## Supplied data:
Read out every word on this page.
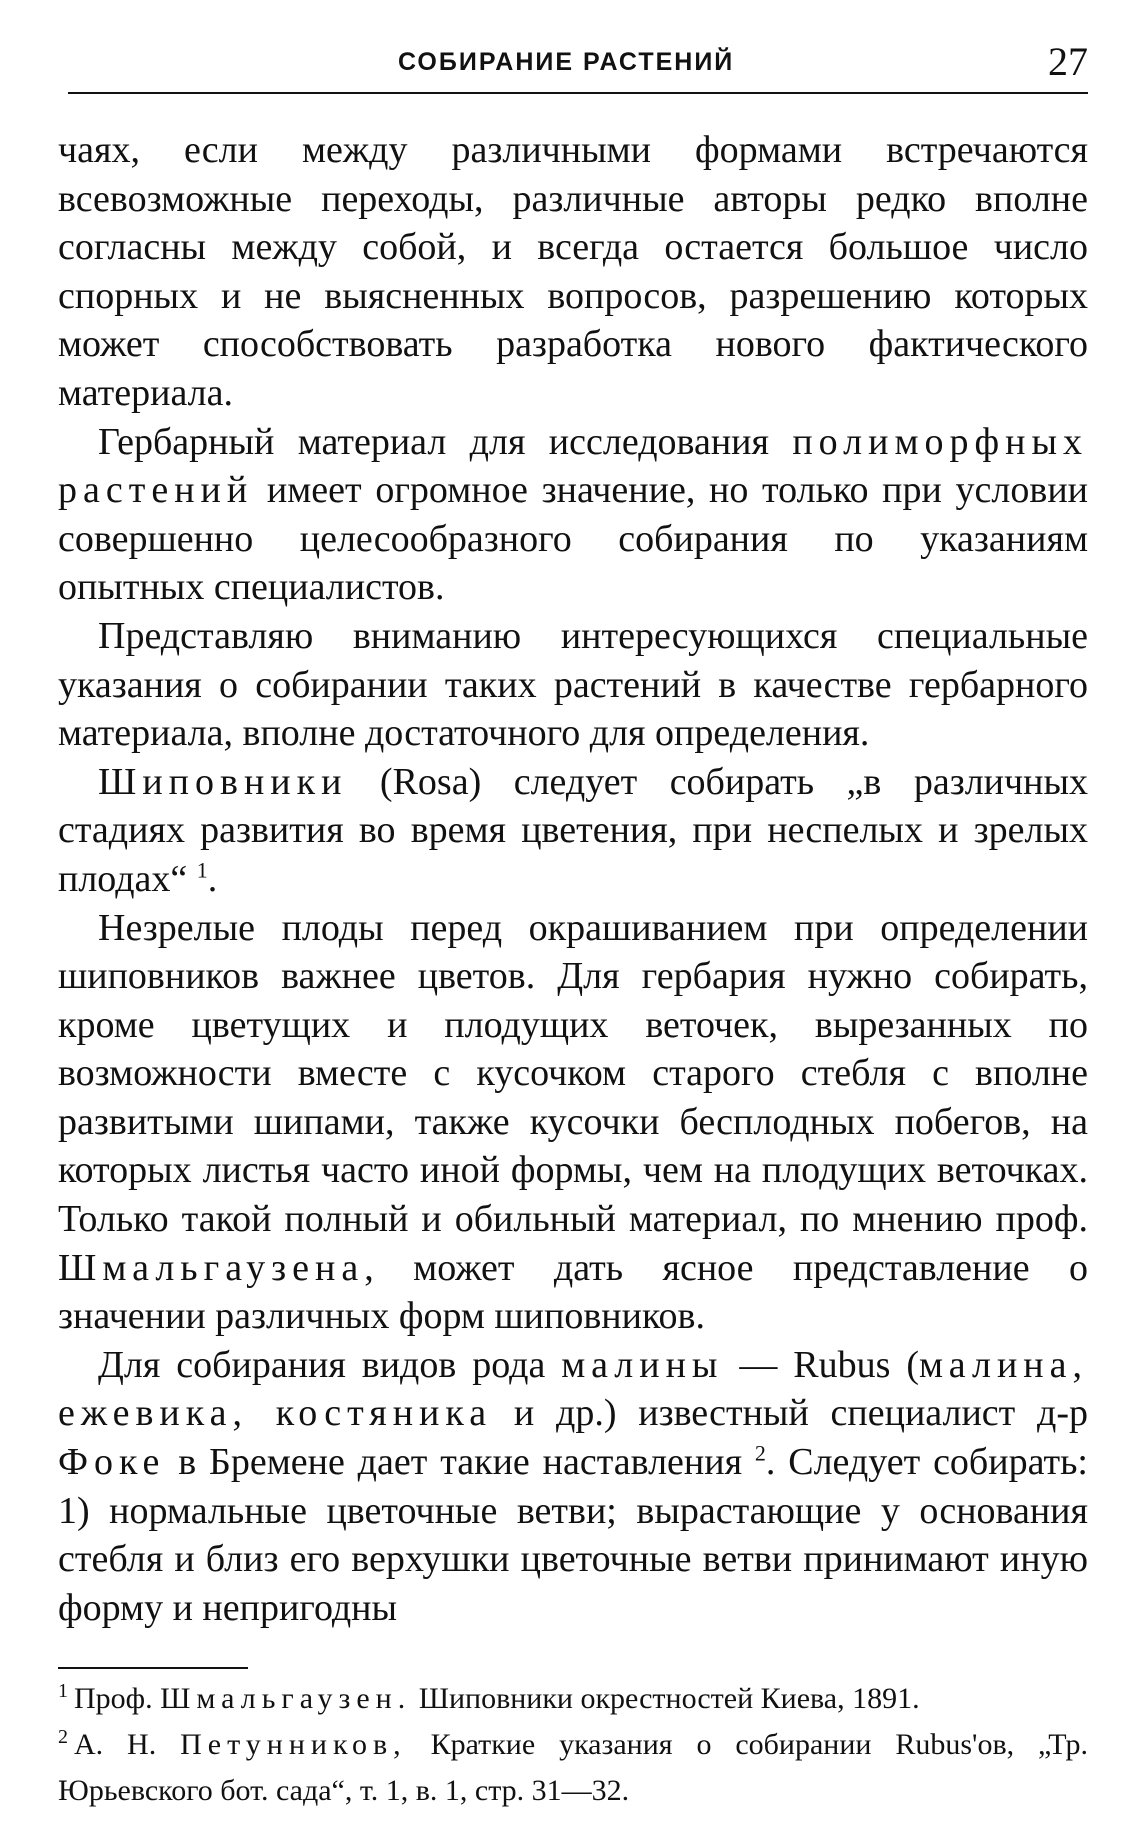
СОБИРАНИЕ РАСТЕНИЙ	27

чаях, если между различными формами встречаются всевозможные переходы, различные авторы редко вполне согласны между собой, и всегда остается большое число спорных и не выясненных вопросов, разрешению которых может способствовать разработка нового фактического материала.

Гербарный материал для исследования полиморфных растений имеет огромное значение, но только при условии совершенно целесообразного собирания по указаниям опытных специалистов.

Представляю вниманию интересующихся специальные указания о собирании таких растений в качестве гербарного материала, вполне достаточного для определения.

Шиповники (Rosa) следует собирать „в различных стадиях развития во время цветения, при неспелых и зрелых плодах“ $^1$.

Незрелые плоды перед окрашиванием при определении шиповников важнее цветов. Для гербария нужно собирать, кроме цветущих и плодущих веточек, вырезанных по возможности вместе с кусочком старого стебля с вполне развитыми шипами, также кусочки бесплодных побегов, на которых листья часто иной формы, чем на плодущих веточках. Только такой полный и обильный материал, по мнению проф. Шмальгаузена, может дать ясное представление о значении различных форм шиповников.

Для собирания видов рода малины — Rubus (малина, ежевика, костяника и др.) известный специалист д-р Фоке в Бремене дает такие наставления $^2$. Следует собирать: 1) нормальные цветочные ветви; вырастающие у основания стебля и близ его верхушки цветочные ветви принимают иную форму и непригодны

$^1$ Проф. Шмальгаузен. Шиповники окрестностей Киева, 1891.

$^2$ А. Н. Петунников, Краткие указания о собирании Rubus'ов, „Тр. Юрьевского бот. сада“, т. 1, в. 1, стр. 31—32.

## Task prompt:
Pick out each line above that includes "различных" and show it.

## Solution:
Шиповники (Rosa) следует собирать „в различных стадиях развития во время цветения, при неспелых и зрелых плодах“ $^1$.
Незрелые плоды перед окрашиванием при определении шиповников важнее цветов. Для гербария нужно собирать, кроме цветущих и плодущих веточек, вырезанных по возможности вместе с кусочком старого стебля с вполне развитыми шипами, также кусочки бесплодных побегов, на которых листья часто иной формы, чем на плодущих веточках. Только такой полный и обильный материал, по мнению проф. Шмальгаузена, может дать ясное представление о значении различных форм шиповников.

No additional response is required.